REQUEST »
Omit the pictures and output every entry below exactly as written.
————————
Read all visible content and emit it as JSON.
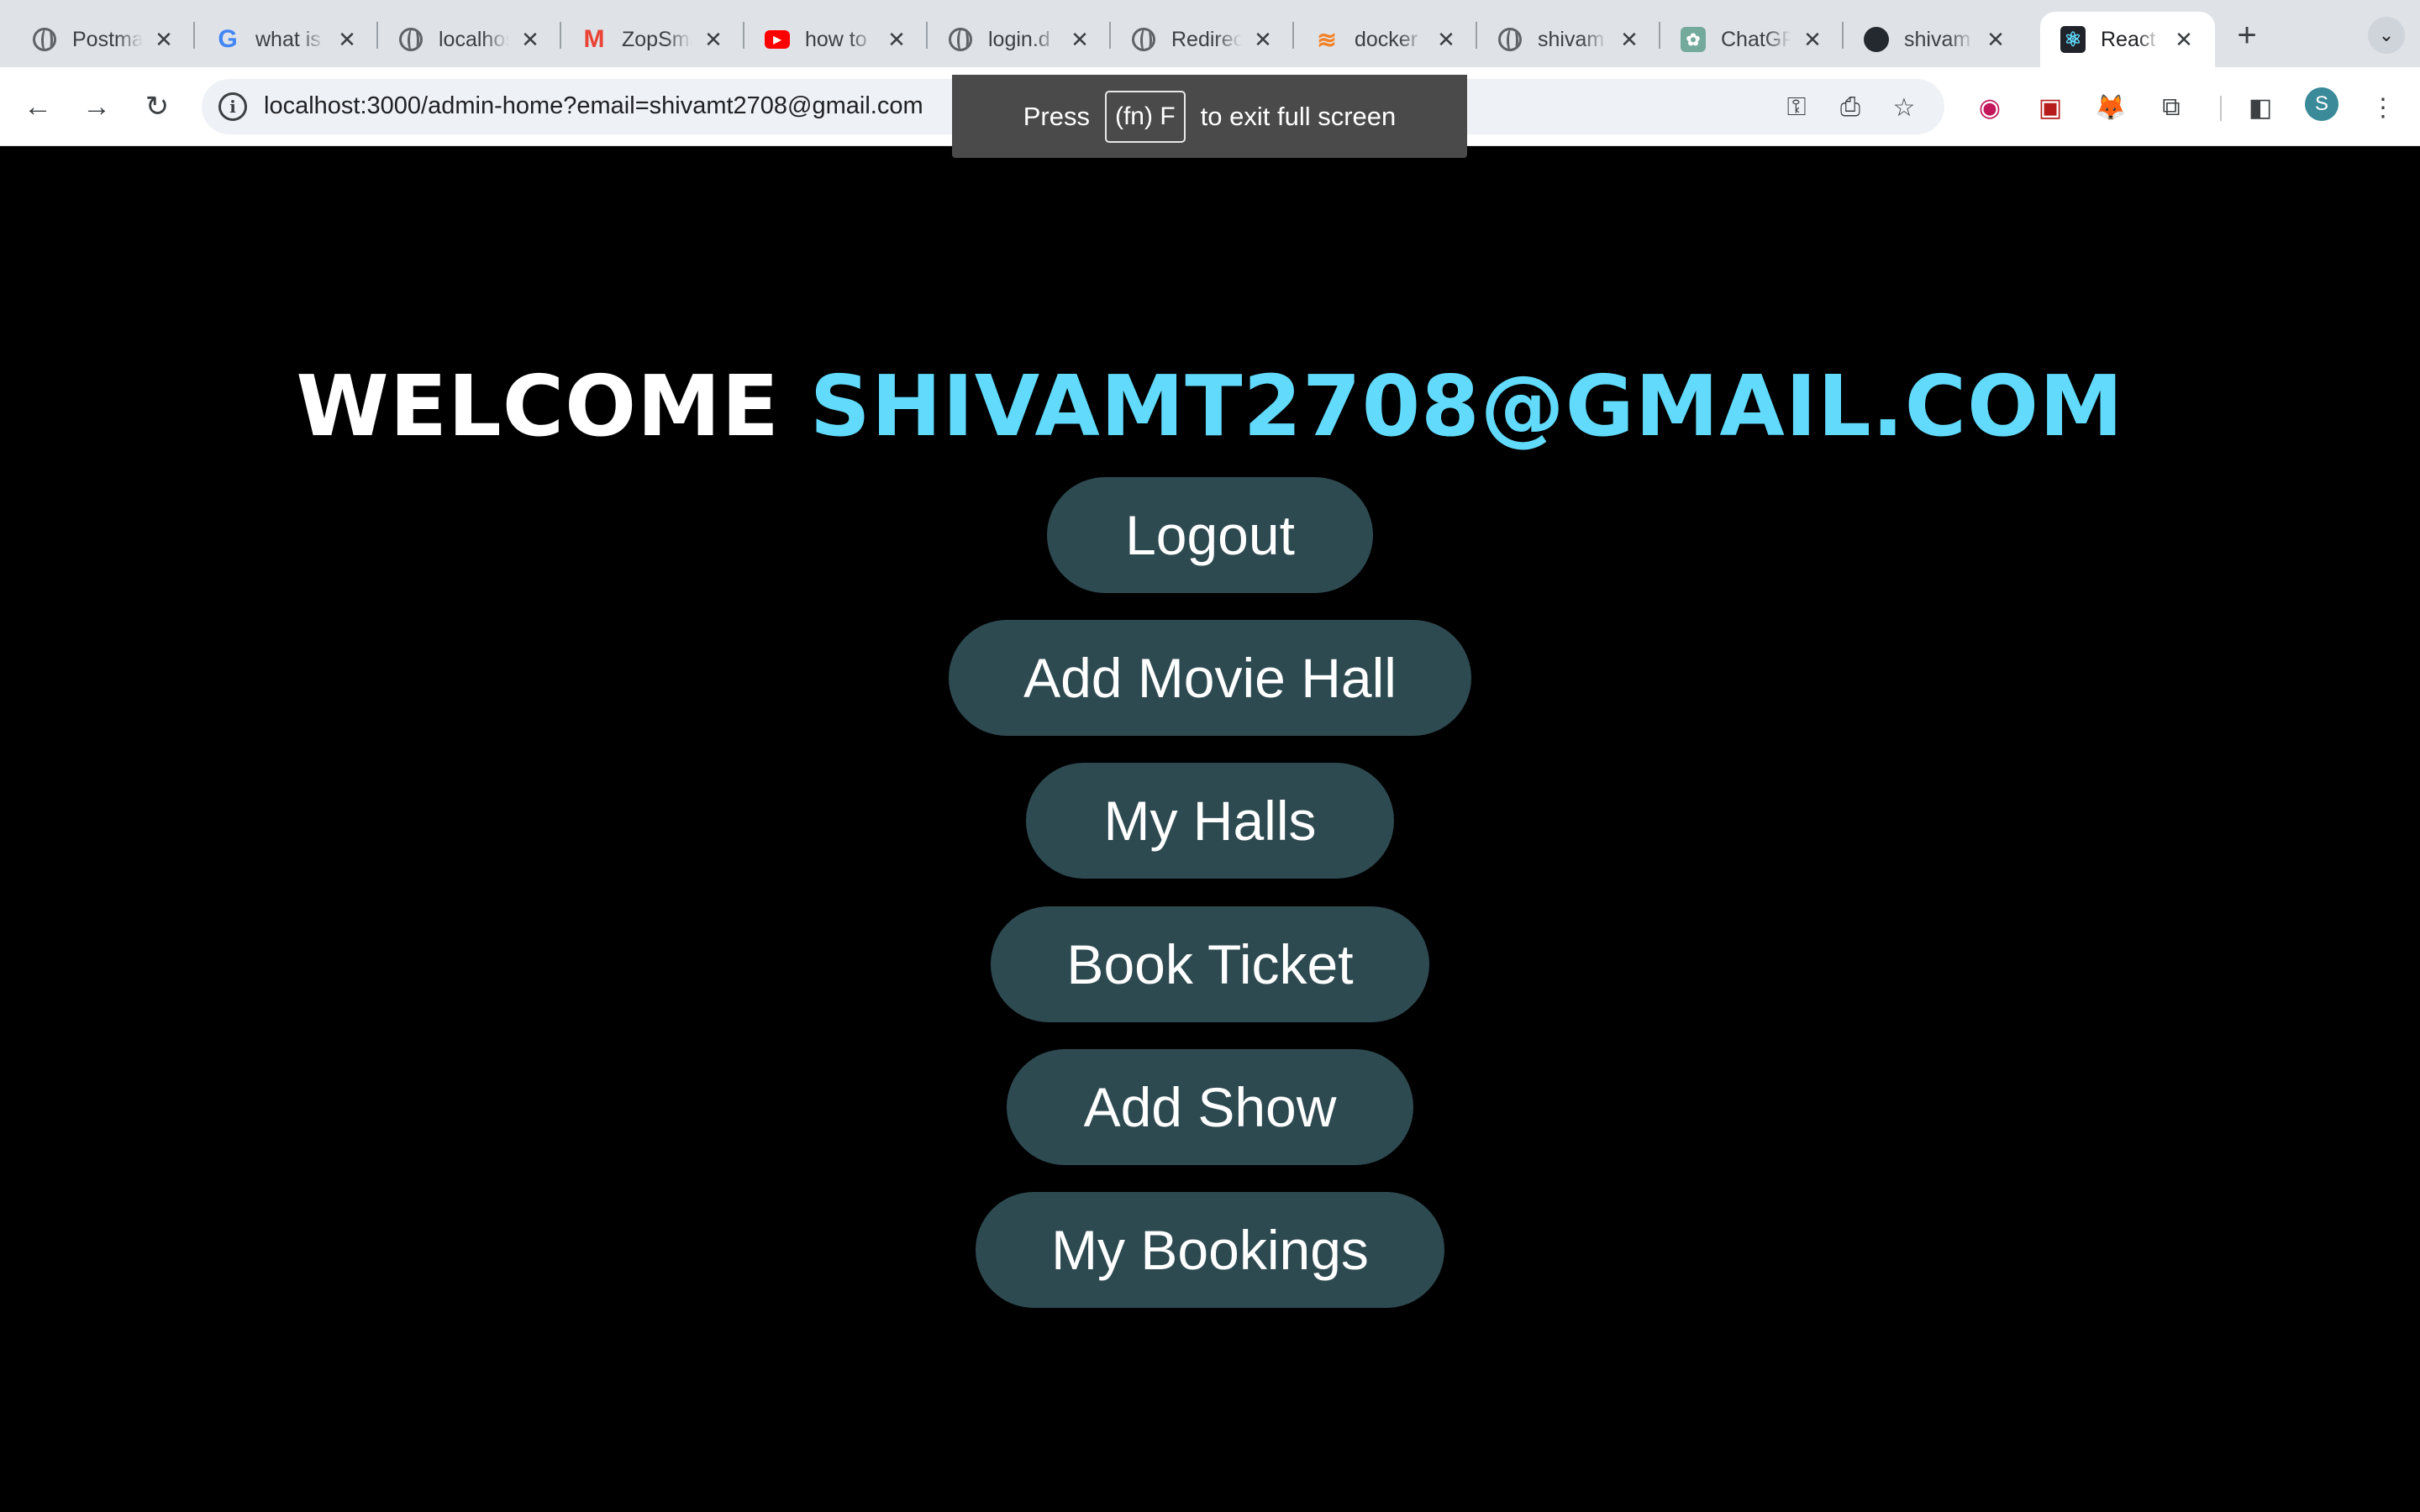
{
  "browser": {
    "tabs": [
      {
        "title": "Postman",
        "favicon": "globe-icon"
      },
      {
        "title": "what is",
        "favicon": "google-icon"
      },
      {
        "title": "localhost",
        "favicon": "globe-icon"
      },
      {
        "title": "ZopSmart",
        "favicon": "gmail-icon"
      },
      {
        "title": "how to",
        "favicon": "youtube-icon"
      },
      {
        "title": "login.d",
        "favicon": "globe-icon"
      },
      {
        "title": "Redirect",
        "favicon": "globe-icon"
      },
      {
        "title": "docker",
        "favicon": "stackoverflow-icon"
      },
      {
        "title": "shivam",
        "favicon": "globe-icon"
      },
      {
        "title": "ChatGPT",
        "favicon": "chatgpt-icon"
      },
      {
        "title": "shivam",
        "favicon": "github-icon"
      },
      {
        "title": "React App",
        "favicon": "react-icon",
        "active": true
      }
    ],
    "new_tab": "+",
    "url": "localhost:3000/admin-home?email=shivamt2708@gmail.com",
    "profile_initial": "S",
    "fullscreen_hint": {
      "prefix": "Press",
      "key": "(fn) F",
      "suffix": "to exit full screen"
    }
  },
  "page": {
    "welcome_word": "WELCOME",
    "email": "SHIVAMT2708@GMAIL.COM",
    "buttons": {
      "logout": "Logout",
      "add_movie_hall": "Add Movie Hall",
      "my_halls": "My Halls",
      "book_ticket": "Book Ticket",
      "add_show": "Add Show",
      "my_bookings": "My Bookings"
    }
  },
  "colors": {
    "page_background": "#000000",
    "button_background": "#2e4a51",
    "email_accent": "#61dafb",
    "welcome_text": "#ffffff"
  }
}
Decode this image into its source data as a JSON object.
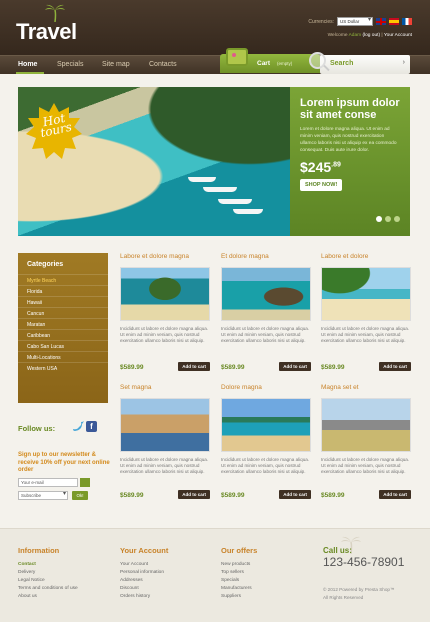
{
  "header": {
    "logo": "Travel",
    "currency_label": "Currencies:",
    "currency_selected": "US Dollar",
    "welcome_text": "Welcome",
    "user_name": "Adam",
    "logout": "(log out)",
    "account": "Your Account"
  },
  "nav": {
    "items": [
      "Home",
      "Specials",
      "Site map",
      "Contacts"
    ],
    "cart_label": "Cart",
    "cart_sub": "(empty)",
    "search_label": "Search"
  },
  "slider": {
    "badge": "Hot tours",
    "title": "Lorem ipsum dolor sit amet conse",
    "text": "Lorem et dolore magna aliqua. Ut enim ad minim veniam, quis nostrud exercitation ullamco laboris nisi ut aliquip ex ea commodo consequat. Duis aute irure dolor.",
    "price_main": "$245",
    "price_cents": ".89",
    "button": "SHOP NOW!"
  },
  "sidebar": {
    "categories_title": "Categories",
    "categories": [
      "Myrtle Beach",
      "Florida",
      "Hawaii",
      "Cancun",
      "Maratan",
      "Caribbean",
      "Cabo San Lucas",
      "Multi-Locations",
      "Western USA"
    ],
    "follow": "Follow us:",
    "signup": "Sign up to our newsletter & receive 10% off your next online order",
    "email_placeholder": "Your e-mail",
    "subscribe_option": "Subscribe",
    "ok": "Ok!"
  },
  "products": [
    {
      "title": "Labore et dolore magna",
      "desc": "Incididunt ut labore et dolore magna aliqua. Ut enim ad minim veniam, quis nostrud exercitation ullamco laboris nisi ut aliquip.",
      "price": "$589.99",
      "btn": "Add to cart"
    },
    {
      "title": "Et dolore magna",
      "desc": "Incididunt ut labore et dolore magna aliqua. Ut enim ad minim veniam, quis nostrud exercitation ullamco laboris nisi ut aliquip.",
      "price": "$589.99",
      "btn": "Add to cart"
    },
    {
      "title": "Labore et dolore",
      "desc": "Incididunt ut labore et dolore magna aliqua. Ut enim ad minim veniam, quis nostrud exercitation ullamco laboris nisi ut aliquip.",
      "price": "$589.99",
      "btn": "Add to cart"
    },
    {
      "title": "Set magna",
      "desc": "Incididunt ut labore et dolore magna aliqua. Ut enim ad minim veniam, quis nostrud exercitation ullamco laboris nisi ut aliquip.",
      "price": "$589.99",
      "btn": "Add to cart"
    },
    {
      "title": "Dolore magna",
      "desc": "Incididunt ut labore et dolore magna aliqua. Ut enim ad minim veniam, quis nostrud exercitation ullamco laboris nisi ut aliquip.",
      "price": "$589.99",
      "btn": "Add to cart"
    },
    {
      "title": "Magna set et",
      "desc": "Incididunt ut labore et dolore magna aliqua. Ut enim ad minim veniam, quis nostrud exercitation ullamco laboris nisi ut aliquip.",
      "price": "$589.99",
      "btn": "Add to cart"
    }
  ],
  "footer": {
    "info_title": "Information",
    "info_links": [
      "Contact",
      "Delivery",
      "Legal Notice",
      "Terms and conditions of use",
      "About us"
    ],
    "account_title": "Your Account",
    "account_links": [
      "Your Account",
      "Personal information",
      "Addresses",
      "Discount",
      "Orders history"
    ],
    "offers_title": "Our offers",
    "offers_links": [
      "New products",
      "Top sellers",
      "Specials",
      "Manufacturers",
      "Suppliers"
    ],
    "call_us": "Call us:",
    "phone": "123-456-78901",
    "copyright": "© 2012 Powered by Presta Shop™",
    "rights": "All Rights Reserved"
  }
}
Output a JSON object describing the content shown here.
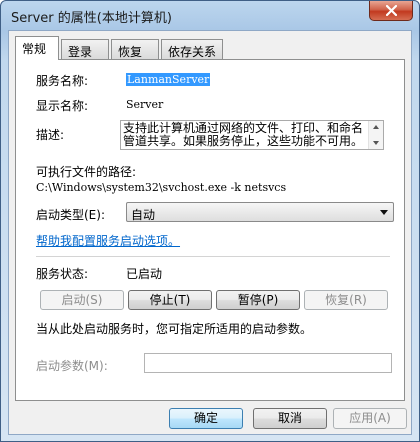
————————
EXERCISE OUTPUT »
Read all visible content and emit it as JSON.
{
  "browser": {
    "tabs": [
      {
        "title": "Postman",
        "favicon": "globe-icon"
      },
      {
        "title": "what is",
        "favicon": "google-icon"
      },
      {
        "title": "localhost",
        "favicon": "globe-icon"
      },
      {
        "title": "ZopSmart",
        "favicon": "gmail-icon"
      },
      {
        "title": "how to",
        "favicon": "youtube-icon"
      },
      {
        "title": "login.d",
        "favicon": "globe-icon"
      },
      {
        "title": "Redirect",
        "favicon": "globe-icon"
      },
      {
        "title": "docker",
        "favicon": "stackoverflow-icon"
      },
      {
        "title": "shivam",
        "favicon": "globe-icon"
      },
      {
        "title": "ChatGPT",
        "favicon": "chatgpt-icon"
      },
      {
        "title": "shivam",
        "favicon": "github-icon"
      },
      {
        "title": "React App",
        "favicon": "react-icon",
        "active": true
      }
    ],
    "new_tab": "+",
    "url": "localhost:3000/admin-home?email=shivamt2708@gmail.com",
    "profile_initial": "S",
    "fullscreen_hint": {
      "prefix": "Press",
      "key": "(fn) F",
      "suffix": "to exit full screen"
    }
  },
  "page": {
    "welcome_word": "WELCOME",
    "email": "SHIVAMT2708@GMAIL.COM",
    "buttons": {
      "logout": "Logout",
      "add_movie_hall": "Add Movie Hall",
      "my_halls": "My Halls",
      "book_ticket": "Book Ticket",
      "add_show": "Add Show",
      "my_bookings": "My Bookings"
    }
  },
  "colors": {
    "page_background": "#000000",
    "button_background": "#2e4a51",
    "email_accent": "#61dafb",
    "welcome_text": "#ffffff"
  }
}
Decode this image into its source data as a JSON object.
{
  "header": {
    "logo": "Travel",
    "currency_label": "Currencies:",
    "currency_selected": "US Dollar",
    "welcome_text": "Welcome",
    "user_name": "Adam",
    "logout": "(log out)",
    "account": "Your Account"
  },
  "nav": {
    "items": [
      "Home",
      "Specials",
      "Site map",
      "Contacts"
    ],
    "cart_label": "Cart",
    "cart_sub": "(empty)",
    "search_label": "Search"
  },
  "slider": {
    "badge": "Hot tours",
    "title": "Lorem ipsum dolor sit amet conse",
    "text": "Lorem et dolore magna aliqua. Ut enim ad minim veniam, quis nostrud exercitation ullamco laboris nisi ut aliquip ex ea commodo consequat. Duis aute irure dolor.",
    "price_main": "$245",
    "price_cents": ".89",
    "button": "SHOP NOW!"
  },
  "sidebar": {
    "categories_title": "Categories",
    "categories": [
      "Myrtle Beach",
      "Florida",
      "Hawaii",
      "Cancun",
      "Maratan",
      "Caribbean",
      "Cabo San Lucas",
      "Multi-Locations",
      "Western USA"
    ],
    "follow": "Follow us:",
    "signup": "Sign up to our newsletter & receive 10% off your next online order",
    "email_placeholder": "Your e-mail",
    "subscribe_option": "Subscribe",
    "ok": "Ok!"
  },
  "products": [
    {
      "title": "Labore et dolore magna",
      "desc": "Incididunt ut labore et dolore magna aliqua. Ut enim ad minim veniam, quis nostrud exercitation ullamco laboris nisi ut aliquip.",
      "price": "$589.99",
      "btn": "Add to cart"
    },
    {
      "title": "Et dolore magna",
      "desc": "Incididunt ut labore et dolore magna aliqua. Ut enim ad minim veniam, quis nostrud exercitation ullamco laboris nisi ut aliquip.",
      "price": "$589.99",
      "btn": "Add to cart"
    },
    {
      "title": "Labore et dolore",
      "desc": "Incididunt ut labore et dolore magna aliqua. Ut enim ad minim veniam, quis nostrud exercitation ullamco laboris nisi ut aliquip.",
      "price": "$589.99",
      "btn": "Add to cart"
    },
    {
      "title": "Set magna",
      "desc": "Incididunt ut labore et dolore magna aliqua. Ut enim ad minim veniam, quis nostrud exercitation ullamco laboris nisi ut aliquip.",
      "price": "$589.99",
      "btn": "Add to cart"
    },
    {
      "title": "Dolore magna",
      "desc": "Incididunt ut labore et dolore magna aliqua. Ut enim ad minim veniam, quis nostrud exercitation ullamco laboris nisi ut aliquip.",
      "price": "$589.99",
      "btn": "Add to cart"
    },
    {
      "title": "Magna set et",
      "desc": "Incididunt ut labore et dolore magna aliqua. Ut enim ad minim veniam, quis nostrud exercitation ullamco laboris nisi ut aliquip.",
      "price": "$589.99",
      "btn": "Add to cart"
    }
  ],
  "footer": {
    "info_title": "Information",
    "info_links": [
      "Contact",
      "Delivery",
      "Legal Notice",
      "Terms and conditions of use",
      "About us"
    ],
    "account_title": "Your Account",
    "account_links": [
      "Your Account",
      "Personal information",
      "Addresses",
      "Discount",
      "Orders history"
    ],
    "offers_title": "Our offers",
    "offers_links": [
      "New products",
      "Top sellers",
      "Specials",
      "Manufacturers",
      "Suppliers"
    ],
    "call_us": "Call us:",
    "phone": "123-456-78901",
    "copyright": "© 2012 Powered by Presta Shop™",
    "rights": "All Rights Reserved"
  }
}
Output a JSON object describing the content shown here.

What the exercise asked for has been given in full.